* _AUFGABE_: Entnimm dem Textauszug über Niedriglöhne weiter unten wörtlich den Abschnitt, der bei „Selbst bei einer“ beginnt und bei „nicht in Sicht.“ endet.

───── TEXTAUSZUG ─────

Ausgelagert!
Die deutsche Wirtschaft setzt auf Fremdvergabe - und die Beschäftigungsverhältnisse werden immer prekärer
Die Zeiten, da Arbeitnehmer mit hoher Wahrscheinlichkeit davon ausgehen konnten, im Rahmen unbefristeter Beschäftigungsverhältnisse einen wenigstens auskömmlichen Lebensunterhalt zu verdienen, sind noch nicht vorbei. Aber die Chancen, einen solchen Job tatsächlich zu bekommen, sinken von Jahr zu Jahr.
Eine aktuelle Studie des Instituts Arbeit und Qualifikation (IAQ) der Universität Duisburg-Essen kommt zu dem Schluss, dass im Jahr 2009 fast 3,6 Millionen Beschäftigte in Deutschland mit einem Stundenlohn von weniger als 7 Euro brutto auskommen mussten. Über 1,2 Millionen erhielten weniger als 5 Euro.
Selbst bei einer Vollzeitbeschäftigung liegt das monatliche Erwerbseinkommen bei solchen Stundenlöhnen nur bei rund 800 Euro oder sogar darunter, was selbst bei Alleinstehenden nicht zum Leben reicht.
Claudia Weinkopf, Stellvertretende IAQ-Direktorin
Die Zahl der Arbeitnehmer, die weniger als 8,50 Euro bekamen, und damit unter dem von Gewerkschaften und Oppositionsparteien geforderten Mindestlohn bezahlt wurden, beziffert das Institut auf knapp 5,8 Millionen. Das waren 18,3 Prozent aller Beschäftigten in Deutschland. Schüler, Studierende und Rentner wurden in der Statistik nicht einmal berücksichtigt, und ein Ende dieser Entwicklung ist nicht in Sicht.

───── BEREITGESTELLTE DATEN ─────

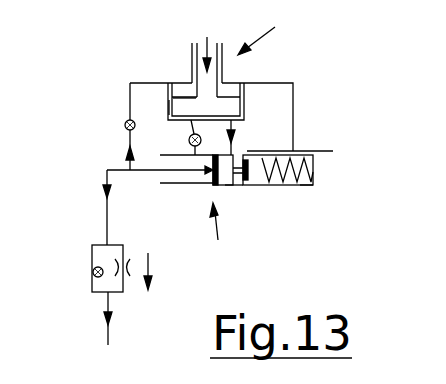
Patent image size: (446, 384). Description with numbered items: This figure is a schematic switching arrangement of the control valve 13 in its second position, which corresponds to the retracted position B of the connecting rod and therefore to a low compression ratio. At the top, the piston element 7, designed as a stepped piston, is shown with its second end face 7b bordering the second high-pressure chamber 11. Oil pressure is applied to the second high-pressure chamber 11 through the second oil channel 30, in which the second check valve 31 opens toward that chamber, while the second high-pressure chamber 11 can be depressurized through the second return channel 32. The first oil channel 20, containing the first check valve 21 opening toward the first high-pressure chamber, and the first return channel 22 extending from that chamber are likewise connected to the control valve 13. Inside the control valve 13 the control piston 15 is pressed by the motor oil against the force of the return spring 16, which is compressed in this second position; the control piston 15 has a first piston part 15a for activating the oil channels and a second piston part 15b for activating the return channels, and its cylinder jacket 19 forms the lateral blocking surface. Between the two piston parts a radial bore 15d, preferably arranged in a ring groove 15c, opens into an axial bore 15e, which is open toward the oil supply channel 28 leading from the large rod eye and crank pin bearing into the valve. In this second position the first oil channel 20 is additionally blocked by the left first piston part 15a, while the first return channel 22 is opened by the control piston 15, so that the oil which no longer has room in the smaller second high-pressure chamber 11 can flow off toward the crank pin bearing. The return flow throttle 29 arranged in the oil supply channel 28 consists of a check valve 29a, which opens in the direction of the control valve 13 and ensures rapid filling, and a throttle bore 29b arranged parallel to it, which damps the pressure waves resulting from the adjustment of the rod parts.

The piston element 7 is at (245, 101).
The second end face 7b is at (178, 97).
The second high-pressure chamber 11 is at (229, 88).
The control valve 13 is at (224, 238).
The control piston 15 is at (260, 185).
The first piston part 15a is at (175, 185).
The second piston part 15b is at (310, 184).
The ring groove 15c is at (310, 150).
The radial bore 15d is at (233, 184).
The axial bore 15e is at (213, 177).
The return spring 16 is at (308, 169).
The cylinder jacket 19 is at (284, 184).
The first oil channel 20 is at (168, 112).
The first check valve 21 is at (189, 141).
The first return channel 22 is at (236, 147).
The oil supply channel 28 is at (110, 340).
The return flow throttle 29 is at (91, 295).
The check valve 29a is at (93, 273).
The throttle bore 29b is at (126, 262).
The second oil channel 30 is at (130, 100).
The second check valve 31 is at (125, 128).
The second return channel 32 is at (295, 86).
The retracted position B is at (266, 30).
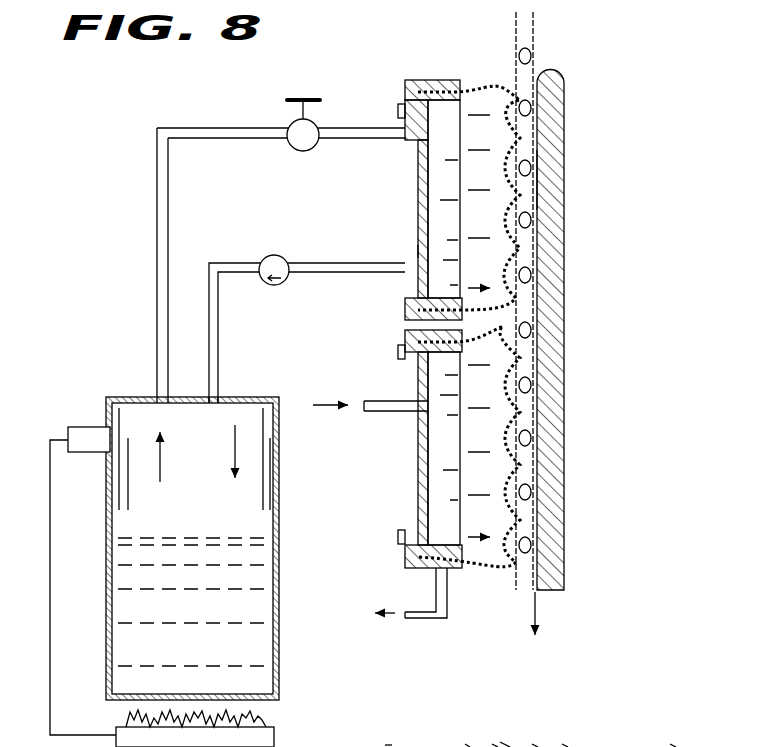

─────

* _ANTWORT_:
Selbst bei einer Vollzeitbeschäftigung liegt das monatliche Erwerbseinkommen bei solchen Stundenlöhnen nur bei rund 800 Euro oder sogar darunter, was selbst bei Alleinstehenden nicht zum Leben reicht.
Claudia Weinkopf, Stellvertretende IAQ-Direktorin
Die Zahl der Arbeitnehmer, die weniger als 8,50 Euro bekamen, und damit unter dem von Gewerkschaften und Oppositionsparteien geforderten Mindestlohn bezahlt wurden, beziffert das Institut auf knapp 5,8 Millionen. Das waren 18,3 Prozent aller Beschäftigten in Deutschland. Schüler, Studierende und Rentner wurden in der Statistik nicht einmal berücksichtigt, und ein Ende dieser Entwicklung ist nicht in Sicht.